→ **TASK DESCRIPTION**:
Output all the data exactly. Pictures do not belong in the copy.

→ **PROVIDED RECORDS**:

★ ★ ★ ★ ★

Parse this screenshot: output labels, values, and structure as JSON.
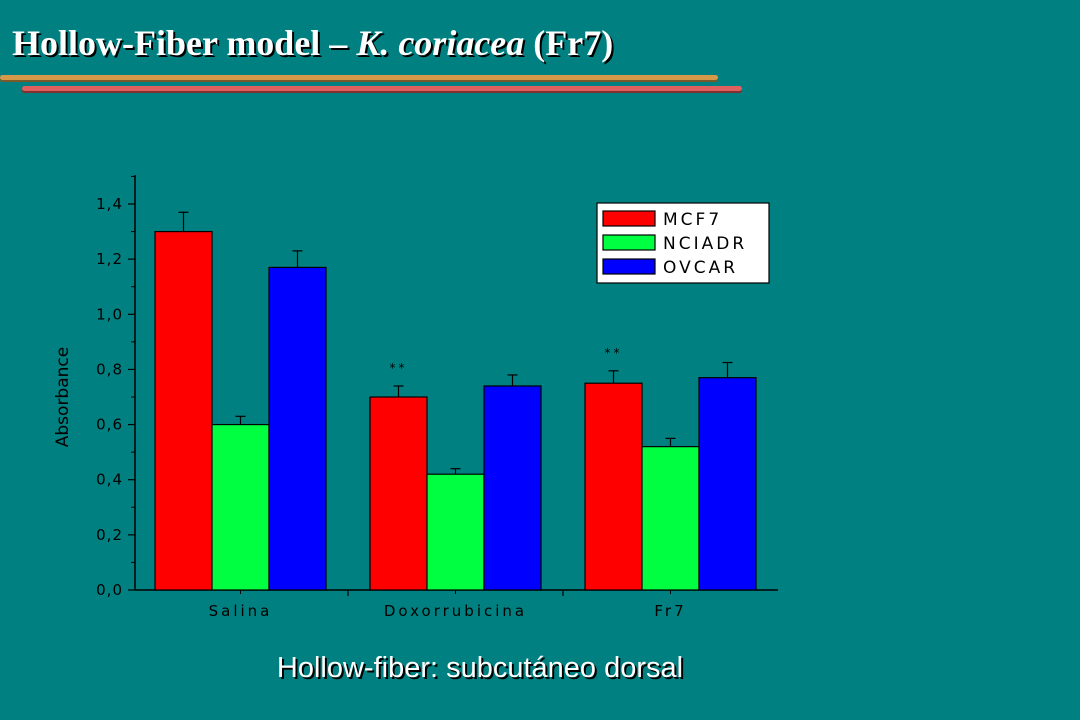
{
  "header": {
    "title_part1": "Hollow-Fiber model – ",
    "title_italic": "K. coriacea",
    "title_part2": " (Fr7)"
  },
  "chart_data": {
    "type": "bar",
    "ylabel": "Absorbance",
    "ylim": [
      0,
      1.5
    ],
    "yticks": [
      "0,0",
      "0,2",
      "0,4",
      "0,6",
      "0,8",
      "1,0",
      "1,2",
      "1,4"
    ],
    "yticks_values": [
      0,
      0.2,
      0.4,
      0.6,
      0.8,
      1.0,
      1.2,
      1.4
    ],
    "categories": [
      "Salina",
      "Doxorrubicina",
      "Fr7"
    ],
    "series": [
      {
        "name": "MCF7",
        "color": "#ff0000",
        "values": [
          1.3,
          0.7,
          0.75
        ],
        "errors": [
          0.07,
          0.04,
          0.045
        ]
      },
      {
        "name": "NCIADR",
        "color": "#00ff40",
        "values": [
          0.6,
          0.42,
          0.52
        ],
        "errors": [
          0.03,
          0.02,
          0.03
        ]
      },
      {
        "name": "OVCAR",
        "color": "#0000ff",
        "values": [
          1.17,
          0.74,
          0.77
        ],
        "errors": [
          0.06,
          0.04,
          0.055
        ]
      }
    ],
    "annotations": [
      {
        "text": "**",
        "category": "Doxorrubicina",
        "series": "MCF7"
      },
      {
        "text": "**",
        "category": "Fr7",
        "series": "MCF7"
      }
    ],
    "legend_position": "top-right",
    "grid": false
  },
  "footer": {
    "subtitle": "Hollow-fiber: subcutáneo dorsal"
  }
}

★ ★ ★ ★ ★

→ **EXPECTED OUTPUT**:
Parse this screenshot: output labels, values, and structure as JSON.
{
  "header": {
    "title_part1": "Hollow-Fiber model – ",
    "title_italic": "K. coriacea",
    "title_part2": " (Fr7)"
  },
  "chart_data": {
    "type": "bar",
    "ylabel": "Absorbance",
    "ylim": [
      0,
      1.5
    ],
    "yticks": [
      "0,0",
      "0,2",
      "0,4",
      "0,6",
      "0,8",
      "1,0",
      "1,2",
      "1,4"
    ],
    "yticks_values": [
      0,
      0.2,
      0.4,
      0.6,
      0.8,
      1.0,
      1.2,
      1.4
    ],
    "categories": [
      "Salina",
      "Doxorrubicina",
      "Fr7"
    ],
    "series": [
      {
        "name": "MCF7",
        "color": "#ff0000",
        "values": [
          1.3,
          0.7,
          0.75
        ],
        "errors": [
          0.07,
          0.04,
          0.045
        ]
      },
      {
        "name": "NCIADR",
        "color": "#00ff40",
        "values": [
          0.6,
          0.42,
          0.52
        ],
        "errors": [
          0.03,
          0.02,
          0.03
        ]
      },
      {
        "name": "OVCAR",
        "color": "#0000ff",
        "values": [
          1.17,
          0.74,
          0.77
        ],
        "errors": [
          0.06,
          0.04,
          0.055
        ]
      }
    ],
    "annotations": [
      {
        "text": "**",
        "category": "Doxorrubicina",
        "series": "MCF7"
      },
      {
        "text": "**",
        "category": "Fr7",
        "series": "MCF7"
      }
    ],
    "legend_position": "top-right",
    "grid": false
  },
  "footer": {
    "subtitle": "Hollow-fiber: subcutáneo dorsal"
  }
}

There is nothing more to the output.